## WHAT IS NEEDED
Copy the blog post from the words "1) I love Brooklyn" through "necks being cool?", swapping "roman candles" for "water guns".

Last week I took it (yes, it, my thesis with it's contrived ending) out to work on and the mother board on my computer died and I couldn't work for a week. Today, I had my computer back so I made biscuits. And coconut kefir. Oh and last night I bought so many shoes on zappos that my credit card company called me at 7:30 in the morning to see if my card had been stolen. No, I told Bank of America, after answering a multiple choice quiz about streets I've lived on and zip codes I've inhabited, no one stole my credit card. It was I in a black-out shoe buying frenzy. They will be returned. Every last gorgeous pair.

Brooklyn, measure of all things worth attending.

Why oh why do I keep reading the Kane? I'm already pissed off enough in my life, but sometimes my regular angst isn't enough and I read things like the blog-which-shall-not-be-named. The Kane happens to be using Brooklyn as a yardstick of all things fun to do in Baton Rouge. As in commenting that an event was good because it was Brooklyn-esque. Oh, does that mean everyone there was oozing attitude instead of sweat? And yes, Cokane, I know it's so wacked that Baton Rougites actually do cool things besides wearing purple and gold and drive around looking at abandoned buildings and eating crawfish and funneling beer, but SURPRISE they do.

1) I love Brooklyn but if things in Baton Rouge were Brooklyn-esque, no one would be dancing or smiling or having duels with roman candles. Nor would a Brooklyn New Year's Eve party include the tying together of four (yes FOUR, geaux Scott) artillery shells. We crossed the streams and we paid the price with our clothing and some of us might have ended up with bruised legs and burns but wasn't that better than standing around in itchy sweaters with weird ass bandanas around our necks being cool?

2) Where else can you not be packed and then have stuff in your apartment moved out by random strangers who come by and haul away 300 pound elleptical machines, then later invite one over for beans and corn?

## Layout records

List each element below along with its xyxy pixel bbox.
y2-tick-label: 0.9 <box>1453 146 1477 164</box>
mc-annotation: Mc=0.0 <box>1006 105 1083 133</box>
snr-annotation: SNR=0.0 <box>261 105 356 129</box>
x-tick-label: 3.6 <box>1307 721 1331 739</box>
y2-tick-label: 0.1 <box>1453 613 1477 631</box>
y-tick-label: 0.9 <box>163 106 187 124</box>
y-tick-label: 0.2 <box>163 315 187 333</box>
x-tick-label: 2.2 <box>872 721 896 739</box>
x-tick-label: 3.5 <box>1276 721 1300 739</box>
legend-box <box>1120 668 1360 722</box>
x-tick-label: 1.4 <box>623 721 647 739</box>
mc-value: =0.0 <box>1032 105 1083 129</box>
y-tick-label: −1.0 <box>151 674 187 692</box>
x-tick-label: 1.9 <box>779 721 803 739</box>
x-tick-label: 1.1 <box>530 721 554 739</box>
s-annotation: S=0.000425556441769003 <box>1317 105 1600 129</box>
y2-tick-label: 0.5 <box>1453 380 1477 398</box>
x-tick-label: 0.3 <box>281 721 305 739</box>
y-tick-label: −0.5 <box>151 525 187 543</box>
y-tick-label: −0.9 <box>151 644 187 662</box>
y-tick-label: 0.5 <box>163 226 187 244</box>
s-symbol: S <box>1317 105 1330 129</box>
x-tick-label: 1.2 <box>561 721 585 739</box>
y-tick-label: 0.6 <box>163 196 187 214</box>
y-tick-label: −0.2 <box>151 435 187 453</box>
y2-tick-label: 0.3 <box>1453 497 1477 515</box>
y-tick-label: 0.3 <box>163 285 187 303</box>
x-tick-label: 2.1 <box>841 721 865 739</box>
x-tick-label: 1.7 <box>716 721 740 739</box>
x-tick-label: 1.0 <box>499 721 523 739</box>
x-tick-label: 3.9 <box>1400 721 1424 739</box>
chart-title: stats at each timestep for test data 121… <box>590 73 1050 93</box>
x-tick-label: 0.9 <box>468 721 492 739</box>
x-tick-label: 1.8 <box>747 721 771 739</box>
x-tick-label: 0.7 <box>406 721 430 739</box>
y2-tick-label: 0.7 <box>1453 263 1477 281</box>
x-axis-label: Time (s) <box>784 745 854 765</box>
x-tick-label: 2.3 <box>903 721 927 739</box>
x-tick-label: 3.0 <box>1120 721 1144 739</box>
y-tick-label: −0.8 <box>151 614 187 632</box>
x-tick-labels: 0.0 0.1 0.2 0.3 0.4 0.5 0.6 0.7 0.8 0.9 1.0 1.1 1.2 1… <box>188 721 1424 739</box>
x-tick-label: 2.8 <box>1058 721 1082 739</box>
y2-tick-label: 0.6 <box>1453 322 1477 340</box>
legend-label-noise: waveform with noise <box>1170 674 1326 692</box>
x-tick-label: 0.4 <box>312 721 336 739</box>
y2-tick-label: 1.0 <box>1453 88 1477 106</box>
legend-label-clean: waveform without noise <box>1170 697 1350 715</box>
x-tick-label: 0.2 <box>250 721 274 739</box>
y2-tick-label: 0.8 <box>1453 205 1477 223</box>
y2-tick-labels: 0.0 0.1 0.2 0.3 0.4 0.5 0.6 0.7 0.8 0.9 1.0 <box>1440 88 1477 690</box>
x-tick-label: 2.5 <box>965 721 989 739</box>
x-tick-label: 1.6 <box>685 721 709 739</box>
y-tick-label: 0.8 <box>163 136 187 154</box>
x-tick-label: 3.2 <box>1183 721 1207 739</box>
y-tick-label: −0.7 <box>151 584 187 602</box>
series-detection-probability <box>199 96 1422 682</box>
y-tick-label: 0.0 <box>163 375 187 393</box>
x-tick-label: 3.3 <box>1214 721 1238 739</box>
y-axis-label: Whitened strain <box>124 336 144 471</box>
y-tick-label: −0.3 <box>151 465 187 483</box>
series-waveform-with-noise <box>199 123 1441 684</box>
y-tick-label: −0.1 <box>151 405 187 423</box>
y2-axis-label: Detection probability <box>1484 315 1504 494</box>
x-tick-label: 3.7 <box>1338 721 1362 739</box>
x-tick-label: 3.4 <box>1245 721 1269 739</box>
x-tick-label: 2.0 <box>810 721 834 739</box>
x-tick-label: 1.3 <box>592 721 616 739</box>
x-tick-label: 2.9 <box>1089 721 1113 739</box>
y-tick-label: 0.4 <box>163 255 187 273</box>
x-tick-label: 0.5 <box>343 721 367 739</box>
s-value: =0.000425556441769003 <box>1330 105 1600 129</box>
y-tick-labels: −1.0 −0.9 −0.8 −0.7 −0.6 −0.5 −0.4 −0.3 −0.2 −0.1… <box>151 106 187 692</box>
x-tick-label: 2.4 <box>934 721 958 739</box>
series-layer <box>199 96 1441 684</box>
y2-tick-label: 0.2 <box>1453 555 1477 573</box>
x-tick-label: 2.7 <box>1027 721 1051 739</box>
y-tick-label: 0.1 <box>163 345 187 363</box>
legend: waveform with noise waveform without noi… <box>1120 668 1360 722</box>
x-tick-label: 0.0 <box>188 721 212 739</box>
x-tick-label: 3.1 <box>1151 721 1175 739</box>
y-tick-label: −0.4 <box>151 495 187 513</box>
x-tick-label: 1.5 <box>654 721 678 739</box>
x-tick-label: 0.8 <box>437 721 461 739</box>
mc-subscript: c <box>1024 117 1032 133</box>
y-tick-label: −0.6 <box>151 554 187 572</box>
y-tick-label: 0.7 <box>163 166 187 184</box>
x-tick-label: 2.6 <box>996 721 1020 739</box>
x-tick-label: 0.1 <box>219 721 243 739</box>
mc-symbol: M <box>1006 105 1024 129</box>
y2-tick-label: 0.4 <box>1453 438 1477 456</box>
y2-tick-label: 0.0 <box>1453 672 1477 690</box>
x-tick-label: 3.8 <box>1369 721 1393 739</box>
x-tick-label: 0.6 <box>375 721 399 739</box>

## OUTPUT BELOW
1) I love Brooklyn but if things in Baton Rouge were Brooklyn-esque, no one would be dancing or smiling or having duels with water guns. Nor would a Brooklyn New Year's Eve party include the tying together of four (yes FOUR, geaux Scott) artillery shells. We crossed the streams and we paid the price with our clothing and some of us might have ended up with bruised legs and burns but wasn't that better than standing around in itchy sweaters with weird ass bandanas around our necks being cool?